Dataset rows
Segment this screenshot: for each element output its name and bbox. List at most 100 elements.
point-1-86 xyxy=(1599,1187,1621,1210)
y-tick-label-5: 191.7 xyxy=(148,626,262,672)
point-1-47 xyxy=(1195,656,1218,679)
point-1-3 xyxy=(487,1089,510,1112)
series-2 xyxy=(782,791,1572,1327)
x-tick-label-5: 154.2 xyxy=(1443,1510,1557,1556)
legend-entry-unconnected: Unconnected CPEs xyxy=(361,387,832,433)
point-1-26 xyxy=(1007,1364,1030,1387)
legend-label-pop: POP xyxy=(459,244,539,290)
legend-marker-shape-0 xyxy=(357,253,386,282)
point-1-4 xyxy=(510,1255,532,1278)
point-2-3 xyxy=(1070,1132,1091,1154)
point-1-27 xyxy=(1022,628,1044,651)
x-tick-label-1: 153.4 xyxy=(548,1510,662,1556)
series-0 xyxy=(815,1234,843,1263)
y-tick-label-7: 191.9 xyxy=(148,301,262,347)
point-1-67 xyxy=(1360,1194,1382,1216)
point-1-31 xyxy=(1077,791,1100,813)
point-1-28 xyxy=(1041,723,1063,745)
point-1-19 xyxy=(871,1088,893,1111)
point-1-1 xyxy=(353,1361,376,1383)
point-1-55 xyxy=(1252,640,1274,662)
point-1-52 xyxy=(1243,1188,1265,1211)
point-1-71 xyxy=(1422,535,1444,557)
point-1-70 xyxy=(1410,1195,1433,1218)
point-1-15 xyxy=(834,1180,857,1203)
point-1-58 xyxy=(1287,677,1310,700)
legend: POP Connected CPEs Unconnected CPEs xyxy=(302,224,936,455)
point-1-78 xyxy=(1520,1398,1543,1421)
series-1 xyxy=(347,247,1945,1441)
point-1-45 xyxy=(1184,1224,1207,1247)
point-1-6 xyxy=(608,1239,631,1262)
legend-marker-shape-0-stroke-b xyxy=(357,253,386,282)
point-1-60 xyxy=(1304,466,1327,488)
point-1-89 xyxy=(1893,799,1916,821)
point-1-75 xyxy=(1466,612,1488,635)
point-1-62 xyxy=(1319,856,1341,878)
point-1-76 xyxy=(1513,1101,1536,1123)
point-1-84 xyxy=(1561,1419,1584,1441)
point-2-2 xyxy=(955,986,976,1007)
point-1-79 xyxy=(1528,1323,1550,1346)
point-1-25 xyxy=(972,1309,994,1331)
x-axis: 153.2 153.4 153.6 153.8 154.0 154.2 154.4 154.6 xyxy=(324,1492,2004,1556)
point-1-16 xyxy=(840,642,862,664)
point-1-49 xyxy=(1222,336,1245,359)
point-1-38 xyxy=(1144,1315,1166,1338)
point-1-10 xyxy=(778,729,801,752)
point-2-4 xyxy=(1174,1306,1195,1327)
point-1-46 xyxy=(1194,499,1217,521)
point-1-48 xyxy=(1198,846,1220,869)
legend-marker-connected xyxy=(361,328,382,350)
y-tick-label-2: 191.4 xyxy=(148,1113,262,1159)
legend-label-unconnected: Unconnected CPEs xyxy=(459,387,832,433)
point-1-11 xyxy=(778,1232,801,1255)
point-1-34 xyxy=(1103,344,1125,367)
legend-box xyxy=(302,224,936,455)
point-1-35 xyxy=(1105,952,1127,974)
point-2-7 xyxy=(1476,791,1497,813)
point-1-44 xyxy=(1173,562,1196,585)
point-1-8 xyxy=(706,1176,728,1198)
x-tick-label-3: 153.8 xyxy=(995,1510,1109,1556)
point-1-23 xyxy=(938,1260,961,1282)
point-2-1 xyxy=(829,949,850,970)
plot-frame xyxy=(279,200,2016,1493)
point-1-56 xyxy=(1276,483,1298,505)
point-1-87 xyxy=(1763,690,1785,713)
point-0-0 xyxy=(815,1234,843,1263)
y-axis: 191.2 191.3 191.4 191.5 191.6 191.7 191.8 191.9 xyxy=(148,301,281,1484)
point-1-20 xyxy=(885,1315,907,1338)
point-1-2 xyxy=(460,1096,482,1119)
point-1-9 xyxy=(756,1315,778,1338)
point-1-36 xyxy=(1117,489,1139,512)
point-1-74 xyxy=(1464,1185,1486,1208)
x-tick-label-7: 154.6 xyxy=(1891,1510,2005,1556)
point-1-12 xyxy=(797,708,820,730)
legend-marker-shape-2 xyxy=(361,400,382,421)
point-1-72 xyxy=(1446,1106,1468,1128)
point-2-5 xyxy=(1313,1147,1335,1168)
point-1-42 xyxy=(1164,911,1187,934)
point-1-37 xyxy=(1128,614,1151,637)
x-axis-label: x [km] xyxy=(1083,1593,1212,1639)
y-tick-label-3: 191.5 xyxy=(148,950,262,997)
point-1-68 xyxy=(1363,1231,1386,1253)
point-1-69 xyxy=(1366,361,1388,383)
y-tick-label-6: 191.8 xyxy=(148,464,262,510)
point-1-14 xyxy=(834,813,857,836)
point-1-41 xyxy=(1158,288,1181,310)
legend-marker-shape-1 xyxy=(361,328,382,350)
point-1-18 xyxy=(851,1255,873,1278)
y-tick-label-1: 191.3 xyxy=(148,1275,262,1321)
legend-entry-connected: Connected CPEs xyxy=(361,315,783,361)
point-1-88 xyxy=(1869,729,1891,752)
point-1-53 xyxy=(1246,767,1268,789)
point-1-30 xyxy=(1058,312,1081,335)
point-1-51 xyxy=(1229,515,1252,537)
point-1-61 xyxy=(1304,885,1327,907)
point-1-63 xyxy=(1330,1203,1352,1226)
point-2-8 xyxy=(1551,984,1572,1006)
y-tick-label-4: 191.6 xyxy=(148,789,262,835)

JOB
Please reproduce every line of the data above verbatim, with nothing changed, added, or left out.

EXERCISE OUTPUT
Segment this screenshot: for each element output its name and bbox. List at most 100 elements.
point-1-86 xyxy=(1599,1187,1621,1210)
y-tick-label-5: 191.7 xyxy=(148,626,262,672)
point-1-47 xyxy=(1195,656,1218,679)
point-1-3 xyxy=(487,1089,510,1112)
series-2 xyxy=(782,791,1572,1327)
x-tick-label-5: 154.2 xyxy=(1443,1510,1557,1556)
legend-entry-unconnected: Unconnected CPEs xyxy=(361,387,832,433)
point-1-26 xyxy=(1007,1364,1030,1387)
legend-label-pop: POP xyxy=(459,244,539,290)
legend-marker-shape-0 xyxy=(357,253,386,282)
point-1-4 xyxy=(510,1255,532,1278)
point-2-3 xyxy=(1070,1132,1091,1154)
point-1-27 xyxy=(1022,628,1044,651)
x-tick-label-1: 153.4 xyxy=(548,1510,662,1556)
series-0 xyxy=(815,1234,843,1263)
y-tick-label-7: 191.9 xyxy=(148,301,262,347)
point-1-67 xyxy=(1360,1194,1382,1216)
point-1-31 xyxy=(1077,791,1100,813)
point-1-28 xyxy=(1041,723,1063,745)
point-1-19 xyxy=(871,1088,893,1111)
point-1-1 xyxy=(353,1361,376,1383)
point-1-55 xyxy=(1252,640,1274,662)
point-1-52 xyxy=(1243,1188,1265,1211)
point-1-71 xyxy=(1422,535,1444,557)
point-1-70 xyxy=(1410,1195,1433,1218)
point-1-15 xyxy=(834,1180,857,1203)
point-1-58 xyxy=(1287,677,1310,700)
legend: POP Connected CPEs Unconnected CPEs xyxy=(302,224,936,455)
point-1-78 xyxy=(1520,1398,1543,1421)
series-1 xyxy=(347,247,1945,1441)
point-1-45 xyxy=(1184,1224,1207,1247)
point-1-6 xyxy=(608,1239,631,1262)
legend-marker-shape-0-stroke-b xyxy=(357,253,386,282)
point-1-60 xyxy=(1304,466,1327,488)
point-1-89 xyxy=(1893,799,1916,821)
point-1-75 xyxy=(1466,612,1488,635)
point-1-62 xyxy=(1319,856,1341,878)
point-1-76 xyxy=(1513,1101,1536,1123)
point-1-84 xyxy=(1561,1419,1584,1441)
point-2-2 xyxy=(955,986,976,1007)
point-1-79 xyxy=(1528,1323,1550,1346)
point-1-25 xyxy=(972,1309,994,1331)
x-axis: 153.2 153.4 153.6 153.8 154.0 154.2 154.4 154.6 xyxy=(324,1492,2004,1556)
point-1-16 xyxy=(840,642,862,664)
point-1-49 xyxy=(1222,336,1245,359)
point-1-38 xyxy=(1144,1315,1166,1338)
point-1-10 xyxy=(778,729,801,752)
point-2-4 xyxy=(1174,1306,1195,1327)
point-1-46 xyxy=(1194,499,1217,521)
point-1-48 xyxy=(1198,846,1220,869)
legend-marker-connected xyxy=(361,328,382,350)
y-tick-label-2: 191.4 xyxy=(148,1113,262,1159)
legend-label-unconnected: Unconnected CPEs xyxy=(459,387,832,433)
point-1-11 xyxy=(778,1232,801,1255)
point-1-34 xyxy=(1103,344,1125,367)
legend-box xyxy=(302,224,936,455)
point-1-35 xyxy=(1105,952,1127,974)
point-2-7 xyxy=(1476,791,1497,813)
point-1-44 xyxy=(1173,562,1196,585)
point-1-8 xyxy=(706,1176,728,1198)
x-tick-label-3: 153.8 xyxy=(995,1510,1109,1556)
point-1-23 xyxy=(938,1260,961,1282)
point-2-1 xyxy=(829,949,850,970)
plot-frame xyxy=(279,200,2016,1493)
point-1-56 xyxy=(1276,483,1298,505)
point-1-87 xyxy=(1763,690,1785,713)
point-0-0 xyxy=(815,1234,843,1263)
y-axis: 191.2 191.3 191.4 191.5 191.6 191.7 191.8 191.9 xyxy=(148,301,281,1484)
point-1-20 xyxy=(885,1315,907,1338)
point-1-2 xyxy=(460,1096,482,1119)
point-1-9 xyxy=(756,1315,778,1338)
point-1-36 xyxy=(1117,489,1139,512)
point-1-74 xyxy=(1464,1185,1486,1208)
x-tick-label-7: 154.6 xyxy=(1891,1510,2005,1556)
point-1-12 xyxy=(797,708,820,730)
legend-marker-shape-2 xyxy=(361,400,382,421)
point-1-72 xyxy=(1446,1106,1468,1128)
point-2-5 xyxy=(1313,1147,1335,1168)
point-1-42 xyxy=(1164,911,1187,934)
point-1-37 xyxy=(1128,614,1151,637)
x-axis-label: x [km] xyxy=(1083,1593,1212,1639)
y-tick-label-3: 191.5 xyxy=(148,950,262,997)
point-1-68 xyxy=(1363,1231,1386,1253)
point-1-69 xyxy=(1366,361,1388,383)
y-tick-label-6: 191.8 xyxy=(148,464,262,510)
point-1-14 xyxy=(834,813,857,836)
point-1-41 xyxy=(1158,288,1181,310)
legend-marker-shape-1 xyxy=(361,328,382,350)
point-1-18 xyxy=(851,1255,873,1278)
y-tick-label-1: 191.3 xyxy=(148,1275,262,1321)
legend-entry-connected: Connected CPEs xyxy=(361,315,783,361)
point-1-88 xyxy=(1869,729,1891,752)
point-1-53 xyxy=(1246,767,1268,789)
point-1-30 xyxy=(1058,312,1081,335)
point-1-51 xyxy=(1229,515,1252,537)
point-1-61 xyxy=(1304,885,1327,907)
point-1-63 xyxy=(1330,1203,1352,1226)
point-2-8 xyxy=(1551,984,1572,1006)
y-tick-label-4: 191.6 xyxy=(148,789,262,835)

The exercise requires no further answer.